- _Aim of the task_
Copy out the material below line for line, changing nothing.

- _Dataset excerpts_
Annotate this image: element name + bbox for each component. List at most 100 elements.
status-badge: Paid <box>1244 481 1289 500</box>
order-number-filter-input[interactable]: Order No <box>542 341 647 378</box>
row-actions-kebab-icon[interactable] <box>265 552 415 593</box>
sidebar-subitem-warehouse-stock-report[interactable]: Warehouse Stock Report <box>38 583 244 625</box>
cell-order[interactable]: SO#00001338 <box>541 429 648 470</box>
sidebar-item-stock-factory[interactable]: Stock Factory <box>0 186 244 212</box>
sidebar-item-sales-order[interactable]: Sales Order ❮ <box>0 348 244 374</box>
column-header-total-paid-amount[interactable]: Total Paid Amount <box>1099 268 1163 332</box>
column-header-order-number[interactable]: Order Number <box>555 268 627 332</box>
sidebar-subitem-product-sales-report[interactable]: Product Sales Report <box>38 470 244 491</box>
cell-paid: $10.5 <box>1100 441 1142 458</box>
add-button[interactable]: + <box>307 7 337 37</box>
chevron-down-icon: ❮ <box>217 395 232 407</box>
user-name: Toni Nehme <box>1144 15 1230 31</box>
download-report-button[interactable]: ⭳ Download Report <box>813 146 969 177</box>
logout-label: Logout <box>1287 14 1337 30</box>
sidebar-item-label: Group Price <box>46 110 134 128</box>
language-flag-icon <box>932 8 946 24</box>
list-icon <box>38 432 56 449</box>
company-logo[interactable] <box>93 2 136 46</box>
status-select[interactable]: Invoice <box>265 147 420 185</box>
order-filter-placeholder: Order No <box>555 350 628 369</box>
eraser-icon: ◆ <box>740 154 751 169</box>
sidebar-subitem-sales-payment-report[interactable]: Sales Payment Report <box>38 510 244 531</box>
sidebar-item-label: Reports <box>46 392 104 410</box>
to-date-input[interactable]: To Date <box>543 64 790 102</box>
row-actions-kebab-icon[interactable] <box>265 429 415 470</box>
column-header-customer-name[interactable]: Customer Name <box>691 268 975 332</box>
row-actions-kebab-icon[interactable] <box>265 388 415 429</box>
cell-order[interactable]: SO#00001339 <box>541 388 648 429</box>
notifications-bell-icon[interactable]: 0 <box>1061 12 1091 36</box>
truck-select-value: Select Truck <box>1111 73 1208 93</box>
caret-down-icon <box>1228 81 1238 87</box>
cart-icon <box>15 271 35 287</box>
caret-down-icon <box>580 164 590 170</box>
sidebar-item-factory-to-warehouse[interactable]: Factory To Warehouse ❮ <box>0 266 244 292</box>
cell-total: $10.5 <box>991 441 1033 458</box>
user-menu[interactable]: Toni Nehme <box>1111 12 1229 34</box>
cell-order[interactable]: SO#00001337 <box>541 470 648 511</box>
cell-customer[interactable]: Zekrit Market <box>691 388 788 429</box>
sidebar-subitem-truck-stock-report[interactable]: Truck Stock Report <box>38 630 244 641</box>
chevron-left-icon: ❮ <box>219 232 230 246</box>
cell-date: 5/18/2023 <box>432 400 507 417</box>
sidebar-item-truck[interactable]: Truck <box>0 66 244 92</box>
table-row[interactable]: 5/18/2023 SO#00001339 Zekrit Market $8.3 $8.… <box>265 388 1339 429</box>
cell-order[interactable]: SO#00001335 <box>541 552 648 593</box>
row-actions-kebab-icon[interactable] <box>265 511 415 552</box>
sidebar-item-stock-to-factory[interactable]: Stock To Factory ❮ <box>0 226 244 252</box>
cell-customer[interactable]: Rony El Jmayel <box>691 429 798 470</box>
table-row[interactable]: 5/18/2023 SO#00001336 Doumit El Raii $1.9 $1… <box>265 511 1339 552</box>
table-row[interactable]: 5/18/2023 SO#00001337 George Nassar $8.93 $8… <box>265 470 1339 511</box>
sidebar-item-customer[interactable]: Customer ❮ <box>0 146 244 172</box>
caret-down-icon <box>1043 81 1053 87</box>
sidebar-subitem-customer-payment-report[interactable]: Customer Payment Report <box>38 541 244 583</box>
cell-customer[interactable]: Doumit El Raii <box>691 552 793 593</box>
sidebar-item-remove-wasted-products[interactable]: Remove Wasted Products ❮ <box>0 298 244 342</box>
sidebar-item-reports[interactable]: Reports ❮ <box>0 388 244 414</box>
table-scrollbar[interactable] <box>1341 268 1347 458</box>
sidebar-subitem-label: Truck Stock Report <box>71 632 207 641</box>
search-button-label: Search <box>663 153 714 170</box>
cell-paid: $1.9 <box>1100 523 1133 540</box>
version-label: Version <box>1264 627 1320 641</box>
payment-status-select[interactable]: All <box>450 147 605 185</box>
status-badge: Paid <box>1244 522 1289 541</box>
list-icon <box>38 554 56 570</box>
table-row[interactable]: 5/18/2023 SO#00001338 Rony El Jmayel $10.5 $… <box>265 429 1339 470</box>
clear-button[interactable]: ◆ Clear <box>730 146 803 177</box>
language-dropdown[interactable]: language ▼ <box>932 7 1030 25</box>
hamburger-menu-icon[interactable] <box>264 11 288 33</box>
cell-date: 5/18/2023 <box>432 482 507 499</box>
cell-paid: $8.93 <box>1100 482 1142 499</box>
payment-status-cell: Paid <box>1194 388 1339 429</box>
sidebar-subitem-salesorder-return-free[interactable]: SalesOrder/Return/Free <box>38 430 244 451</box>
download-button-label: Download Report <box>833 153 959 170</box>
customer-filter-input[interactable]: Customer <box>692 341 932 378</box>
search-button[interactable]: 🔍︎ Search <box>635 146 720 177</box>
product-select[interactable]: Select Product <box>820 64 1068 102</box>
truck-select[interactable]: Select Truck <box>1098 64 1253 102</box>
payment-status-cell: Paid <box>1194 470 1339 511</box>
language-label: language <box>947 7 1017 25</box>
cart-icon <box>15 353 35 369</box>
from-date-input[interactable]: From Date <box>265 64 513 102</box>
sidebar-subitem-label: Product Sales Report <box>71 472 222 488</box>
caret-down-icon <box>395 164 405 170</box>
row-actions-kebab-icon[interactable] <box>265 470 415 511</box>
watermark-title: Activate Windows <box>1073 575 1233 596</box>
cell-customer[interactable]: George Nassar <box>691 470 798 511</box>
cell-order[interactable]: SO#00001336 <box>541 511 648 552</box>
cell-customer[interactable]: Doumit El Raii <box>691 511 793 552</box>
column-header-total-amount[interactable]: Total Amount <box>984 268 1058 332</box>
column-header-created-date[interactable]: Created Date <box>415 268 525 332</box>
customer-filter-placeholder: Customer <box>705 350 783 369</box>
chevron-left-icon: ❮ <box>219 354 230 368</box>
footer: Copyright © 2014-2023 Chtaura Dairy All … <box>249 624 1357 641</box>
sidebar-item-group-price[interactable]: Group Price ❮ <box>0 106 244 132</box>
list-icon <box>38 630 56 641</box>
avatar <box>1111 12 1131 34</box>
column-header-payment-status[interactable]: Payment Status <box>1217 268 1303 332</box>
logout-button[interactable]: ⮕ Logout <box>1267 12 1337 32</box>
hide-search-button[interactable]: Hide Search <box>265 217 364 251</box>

- _Solution to the exercise_
Annotate this image: element name + bbox for each component. List at most 100 elements.
status-badge: Paid <box>1244 481 1289 500</box>
order-number-filter-input[interactable]: Order No <box>542 341 647 378</box>
row-actions-kebab-icon[interactable] <box>265 552 415 593</box>
sidebar-subitem-warehouse-stock-report[interactable]: Warehouse Stock Report <box>38 583 244 625</box>
cell-order[interactable]: SO#00001338 <box>541 429 648 470</box>
sidebar-item-stock-factory[interactable]: Stock Factory <box>0 186 244 212</box>
sidebar-item-sales-order[interactable]: Sales Order ❮ <box>0 348 244 374</box>
column-header-total-paid-amount[interactable]: Total Paid Amount <box>1099 268 1163 332</box>
column-header-order-number[interactable]: Order Number <box>555 268 627 332</box>
sidebar-subitem-product-sales-report[interactable]: Product Sales Report <box>38 470 244 491</box>
cell-paid: $10.5 <box>1100 441 1142 458</box>
add-button[interactable]: + <box>307 7 337 37</box>
chevron-down-icon: ❮ <box>217 395 232 407</box>
user-name: Toni Nehme <box>1144 15 1230 31</box>
download-report-button[interactable]: ⭳ Download Report <box>813 146 969 177</box>
logout-label: Logout <box>1287 14 1337 30</box>
sidebar-item-label: Group Price <box>46 110 134 128</box>
language-flag-icon <box>932 8 946 24</box>
list-icon <box>38 432 56 449</box>
company-logo[interactable] <box>93 2 136 46</box>
status-select[interactable]: Invoice <box>265 147 420 185</box>
order-filter-placeholder: Order No <box>555 350 628 369</box>
eraser-icon: ◆ <box>740 154 751 169</box>
sidebar-subitem-sales-payment-report[interactable]: Sales Payment Report <box>38 510 244 531</box>
sidebar-item-label: Reports <box>46 392 104 410</box>
to-date-input[interactable]: To Date <box>543 64 790 102</box>
row-actions-kebab-icon[interactable] <box>265 429 415 470</box>
column-header-customer-name[interactable]: Customer Name <box>691 268 975 332</box>
row-actions-kebab-icon[interactable] <box>265 388 415 429</box>
cell-order[interactable]: SO#00001339 <box>541 388 648 429</box>
notifications-bell-icon[interactable]: 0 <box>1061 12 1091 36</box>
truck-select-value: Select Truck <box>1111 73 1208 93</box>
caret-down-icon <box>1228 81 1238 87</box>
cart-icon <box>15 271 35 287</box>
caret-down-icon <box>580 164 590 170</box>
sidebar-item-factory-to-warehouse[interactable]: Factory To Warehouse ❮ <box>0 266 244 292</box>
cell-total: $10.5 <box>991 441 1033 458</box>
user-menu[interactable]: Toni Nehme <box>1111 12 1229 34</box>
cell-order[interactable]: SO#00001337 <box>541 470 648 511</box>
cell-customer[interactable]: Zekrit Market <box>691 388 788 429</box>
sidebar-subitem-truck-stock-report[interactable]: Truck Stock Report <box>38 630 244 641</box>
chevron-left-icon: ❮ <box>219 232 230 246</box>
cell-date: 5/18/2023 <box>432 400 507 417</box>
sidebar-item-truck[interactable]: Truck <box>0 66 244 92</box>
table-row[interactable]: 5/18/2023 SO#00001339 Zekrit Market $8.3 $8.… <box>265 388 1339 429</box>
cell-order[interactable]: SO#00001335 <box>541 552 648 593</box>
row-actions-kebab-icon[interactable] <box>265 511 415 552</box>
sidebar-item-stock-to-factory[interactable]: Stock To Factory ❮ <box>0 226 244 252</box>
cell-customer[interactable]: Rony El Jmayel <box>691 429 798 470</box>
table-row[interactable]: 5/18/2023 SO#00001336 Doumit El Raii $1.9 $1… <box>265 511 1339 552</box>
table-row[interactable]: 5/18/2023 SO#00001337 George Nassar $8.93 $8… <box>265 470 1339 511</box>
sidebar-item-customer[interactable]: Customer ❮ <box>0 146 244 172</box>
caret-down-icon <box>1043 81 1053 87</box>
sidebar-subitem-customer-payment-report[interactable]: Customer Payment Report <box>38 541 244 583</box>
cell-customer[interactable]: Doumit El Raii <box>691 552 793 593</box>
sidebar-item-remove-wasted-products[interactable]: Remove Wasted Products ❮ <box>0 298 244 342</box>
sidebar-item-reports[interactable]: Reports ❮ <box>0 388 244 414</box>
table-scrollbar[interactable] <box>1341 268 1347 458</box>
sidebar-subitem-label: Truck Stock Report <box>71 632 207 641</box>
search-button-label: Search <box>663 153 714 170</box>
cell-paid: $1.9 <box>1100 523 1133 540</box>
version-label: Version <box>1264 627 1320 641</box>
payment-status-select[interactable]: All <box>450 147 605 185</box>
status-badge: Paid <box>1244 522 1289 541</box>
list-icon <box>38 554 56 570</box>
table-row[interactable]: 5/18/2023 SO#00001338 Rony El Jmayel $10.5 $… <box>265 429 1339 470</box>
clear-button[interactable]: ◆ Clear <box>730 146 803 177</box>
language-dropdown[interactable]: language ▼ <box>932 7 1030 25</box>
hamburger-menu-icon[interactable] <box>264 11 288 33</box>
cell-date: 5/18/2023 <box>432 482 507 499</box>
cell-paid: $8.93 <box>1100 482 1142 499</box>
payment-status-cell: Paid <box>1194 388 1339 429</box>
sidebar-subitem-salesorder-return-free[interactable]: SalesOrder/Return/Free <box>38 430 244 451</box>
download-button-label: Download Report <box>833 153 959 170</box>
customer-filter-input[interactable]: Customer <box>692 341 932 378</box>
search-button[interactable]: 🔍︎ Search <box>635 146 720 177</box>
product-select[interactable]: Select Product <box>820 64 1068 102</box>
truck-select[interactable]: Select Truck <box>1098 64 1253 102</box>
payment-status-cell: Paid <box>1194 470 1339 511</box>
language-label: language <box>947 7 1017 25</box>
cart-icon <box>15 353 35 369</box>
from-date-input[interactable]: From Date <box>265 64 513 102</box>
sidebar-subitem-label: Product Sales Report <box>71 472 222 488</box>
caret-down-icon <box>395 164 405 170</box>
row-actions-kebab-icon[interactable] <box>265 470 415 511</box>
watermark-title: Activate Windows <box>1073 575 1233 596</box>
cell-customer[interactable]: George Nassar <box>691 470 798 511</box>
cell-order[interactable]: SO#00001336 <box>541 511 648 552</box>
cell-customer[interactable]: Doumit El Raii <box>691 511 793 552</box>
column-header-total-amount[interactable]: Total Amount <box>984 268 1058 332</box>
column-header-created-date[interactable]: Created Date <box>415 268 525 332</box>
customer-filter-placeholder: Customer <box>705 350 783 369</box>
chevron-left-icon: ❮ <box>219 354 230 368</box>
footer: Copyright © 2014-2023 Chtaura Dairy All … <box>249 624 1357 641</box>
sidebar-item-group-price[interactable]: Group Price ❮ <box>0 106 244 132</box>
list-icon <box>38 630 56 641</box>
avatar <box>1111 12 1131 34</box>
column-header-payment-status[interactable]: Payment Status <box>1217 268 1303 332</box>
logout-button[interactable]: ⮕ Logout <box>1267 12 1337 32</box>
hide-search-button[interactable]: Hide Search <box>265 217 364 251</box>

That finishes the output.